• Given exercise
Each entry below is to be given again word for word, with no pictures.

Extracted data entries:

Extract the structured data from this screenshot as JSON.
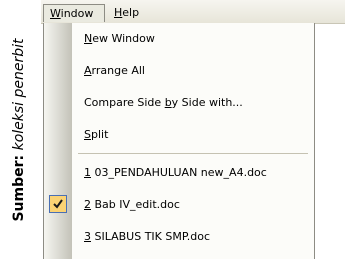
{
  "caption": {
    "label": "Sumber:",
    "value": "koleksi penerbit"
  },
  "menubar": {
    "window": {
      "pre": "",
      "key": "W",
      "post": "indow"
    },
    "help": {
      "pre": "",
      "key": "H",
      "post": "elp"
    }
  },
  "menu": {
    "new_window": {
      "pre": "",
      "key": "N",
      "post": "ew Window"
    },
    "arrange_all": {
      "pre": "",
      "key": "A",
      "post": "rrange All"
    },
    "compare": {
      "pre": "Compare Side ",
      "key": "b",
      "post": "y Side with..."
    },
    "split": {
      "pre": "",
      "key": "S",
      "post": "plit"
    },
    "doc1": {
      "pre": "",
      "key": "1",
      "post": " 03_PENDAHULUAN new_A4.doc"
    },
    "doc2": {
      "pre": "",
      "key": "2",
      "post": " Bab IV_edit.doc",
      "checked": true
    },
    "doc3": {
      "pre": "",
      "key": "3",
      "post": " SILABUS TIK SMP.doc"
    }
  },
  "icons": {
    "check": "checkmark-icon"
  },
  "colors": {
    "check_bg": "#fbd374",
    "check_border": "#4a6fb3"
  }
}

• Reply to the exercise
Extract the structured data from this screenshot as JSON.
{
  "caption": {
    "label": "Sumber:",
    "value": "koleksi penerbit"
  },
  "menubar": {
    "window": {
      "pre": "",
      "key": "W",
      "post": "indow"
    },
    "help": {
      "pre": "",
      "key": "H",
      "post": "elp"
    }
  },
  "menu": {
    "new_window": {
      "pre": "",
      "key": "N",
      "post": "ew Window"
    },
    "arrange_all": {
      "pre": "",
      "key": "A",
      "post": "rrange All"
    },
    "compare": {
      "pre": "Compare Side ",
      "key": "b",
      "post": "y Side with..."
    },
    "split": {
      "pre": "",
      "key": "S",
      "post": "plit"
    },
    "doc1": {
      "pre": "",
      "key": "1",
      "post": " 03_PENDAHULUAN new_A4.doc"
    },
    "doc2": {
      "pre": "",
      "key": "2",
      "post": " Bab IV_edit.doc",
      "checked": true
    },
    "doc3": {
      "pre": "",
      "key": "3",
      "post": " SILABUS TIK SMP.doc"
    }
  },
  "icons": {
    "check": "checkmark-icon"
  },
  "colors": {
    "check_bg": "#fbd374",
    "check_border": "#4a6fb3"
  }
}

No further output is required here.